Dataset items:
= = = = = = =

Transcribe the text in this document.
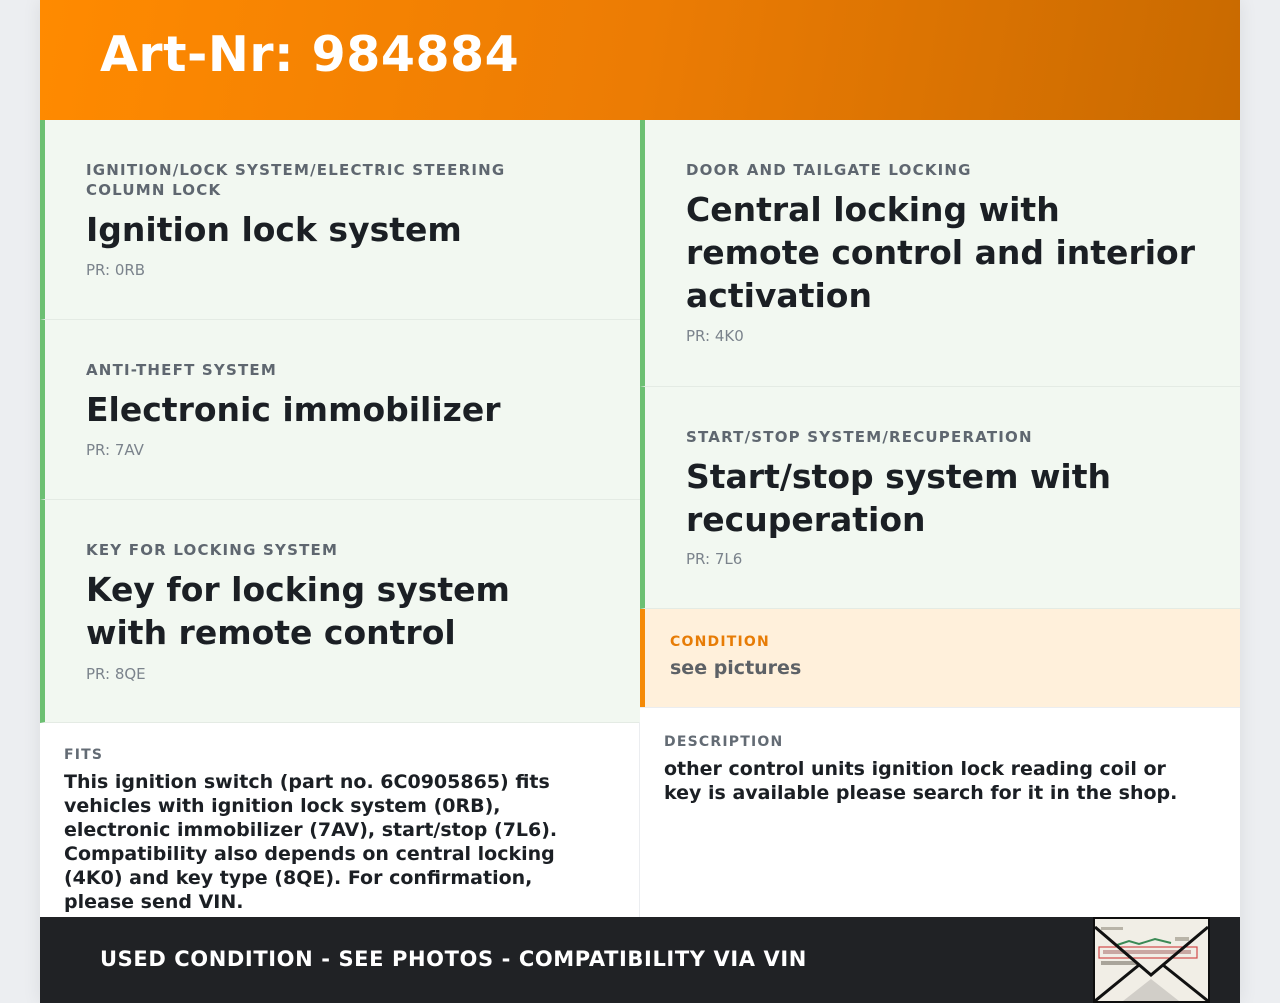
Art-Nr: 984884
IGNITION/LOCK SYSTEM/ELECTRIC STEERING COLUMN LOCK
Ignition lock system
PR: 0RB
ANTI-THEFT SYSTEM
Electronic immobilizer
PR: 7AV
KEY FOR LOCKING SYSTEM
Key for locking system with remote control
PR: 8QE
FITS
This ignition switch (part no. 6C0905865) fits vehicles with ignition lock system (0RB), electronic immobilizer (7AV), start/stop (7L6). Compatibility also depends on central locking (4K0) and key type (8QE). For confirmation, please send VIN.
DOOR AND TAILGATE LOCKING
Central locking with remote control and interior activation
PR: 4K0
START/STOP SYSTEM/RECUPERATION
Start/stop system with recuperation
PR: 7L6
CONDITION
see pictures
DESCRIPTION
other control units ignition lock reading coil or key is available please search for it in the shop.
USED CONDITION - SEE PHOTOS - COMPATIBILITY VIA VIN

= = = = = = =

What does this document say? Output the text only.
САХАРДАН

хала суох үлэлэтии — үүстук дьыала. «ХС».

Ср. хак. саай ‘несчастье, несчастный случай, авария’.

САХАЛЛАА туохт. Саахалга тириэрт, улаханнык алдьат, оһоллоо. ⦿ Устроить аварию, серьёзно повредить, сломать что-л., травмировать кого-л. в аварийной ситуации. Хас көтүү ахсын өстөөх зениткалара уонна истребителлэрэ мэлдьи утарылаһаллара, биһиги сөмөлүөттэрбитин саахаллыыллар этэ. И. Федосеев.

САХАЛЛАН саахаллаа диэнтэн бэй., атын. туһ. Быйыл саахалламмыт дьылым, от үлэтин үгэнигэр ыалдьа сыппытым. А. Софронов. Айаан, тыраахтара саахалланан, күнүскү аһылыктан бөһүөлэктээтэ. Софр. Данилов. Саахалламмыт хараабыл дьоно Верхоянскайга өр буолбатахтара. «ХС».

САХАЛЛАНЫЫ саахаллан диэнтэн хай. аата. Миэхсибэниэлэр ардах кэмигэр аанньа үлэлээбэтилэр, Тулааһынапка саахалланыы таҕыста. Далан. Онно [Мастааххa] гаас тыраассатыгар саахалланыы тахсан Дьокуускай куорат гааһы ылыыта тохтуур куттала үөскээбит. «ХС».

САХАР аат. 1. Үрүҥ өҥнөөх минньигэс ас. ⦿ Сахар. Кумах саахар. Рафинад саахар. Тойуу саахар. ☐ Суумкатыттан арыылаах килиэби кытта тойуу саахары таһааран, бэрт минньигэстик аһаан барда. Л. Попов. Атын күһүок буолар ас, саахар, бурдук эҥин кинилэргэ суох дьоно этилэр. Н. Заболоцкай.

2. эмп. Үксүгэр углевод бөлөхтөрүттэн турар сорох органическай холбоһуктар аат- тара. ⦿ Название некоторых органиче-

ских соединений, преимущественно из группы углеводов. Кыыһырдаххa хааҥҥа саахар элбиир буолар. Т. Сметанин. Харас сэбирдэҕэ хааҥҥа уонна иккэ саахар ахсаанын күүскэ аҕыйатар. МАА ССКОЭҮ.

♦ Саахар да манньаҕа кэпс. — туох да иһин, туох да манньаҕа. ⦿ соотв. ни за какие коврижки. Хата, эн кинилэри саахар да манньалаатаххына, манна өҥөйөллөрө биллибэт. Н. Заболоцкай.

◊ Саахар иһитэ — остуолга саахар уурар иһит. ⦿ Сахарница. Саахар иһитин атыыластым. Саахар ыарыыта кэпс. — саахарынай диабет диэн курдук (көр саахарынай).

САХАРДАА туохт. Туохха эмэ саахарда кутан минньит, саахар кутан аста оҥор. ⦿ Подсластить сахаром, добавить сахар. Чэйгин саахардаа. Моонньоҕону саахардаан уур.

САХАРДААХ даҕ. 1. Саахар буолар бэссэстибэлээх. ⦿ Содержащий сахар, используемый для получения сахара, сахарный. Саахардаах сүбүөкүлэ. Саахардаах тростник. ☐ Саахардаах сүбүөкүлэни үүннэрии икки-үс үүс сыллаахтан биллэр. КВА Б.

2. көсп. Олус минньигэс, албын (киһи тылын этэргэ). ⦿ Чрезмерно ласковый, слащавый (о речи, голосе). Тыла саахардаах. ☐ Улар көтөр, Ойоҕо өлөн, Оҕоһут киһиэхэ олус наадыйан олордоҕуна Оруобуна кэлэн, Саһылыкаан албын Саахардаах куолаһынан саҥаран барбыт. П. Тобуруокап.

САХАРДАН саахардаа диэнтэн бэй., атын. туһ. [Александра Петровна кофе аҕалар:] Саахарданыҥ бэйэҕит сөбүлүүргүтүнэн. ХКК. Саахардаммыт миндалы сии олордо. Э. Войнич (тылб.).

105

= = = = = = =

Reproduce every line from the entries that holds the word "Заболоцкай".

Answer:
САХАР аат. 1. Үрүҥ өҥнөөх минньигэс ас. ⦿ Сахар. Кумах саахар. Рафинад саахар. Тойуу саахар. ☐ Суумкатыттан арыылаах килиэби кытта тойуу саахары таһааран, бэрт минньигэстик аһаан барда. Л. Попов. Атын күһүок буолар ас, саахар, бурдук эҥин кинилэргэ суох дьоно этилэр. Н. Заболоцкай.
♦ Саахар да манньаҕа кэпс. — туох да иһин, туох да манньаҕа. ⦿ соотв. ни за какие коврижки. Хата, эн кинилэри саахар да манньалаатаххына, манна өҥөйөллөрө биллибэт. Н. Заболоцкай.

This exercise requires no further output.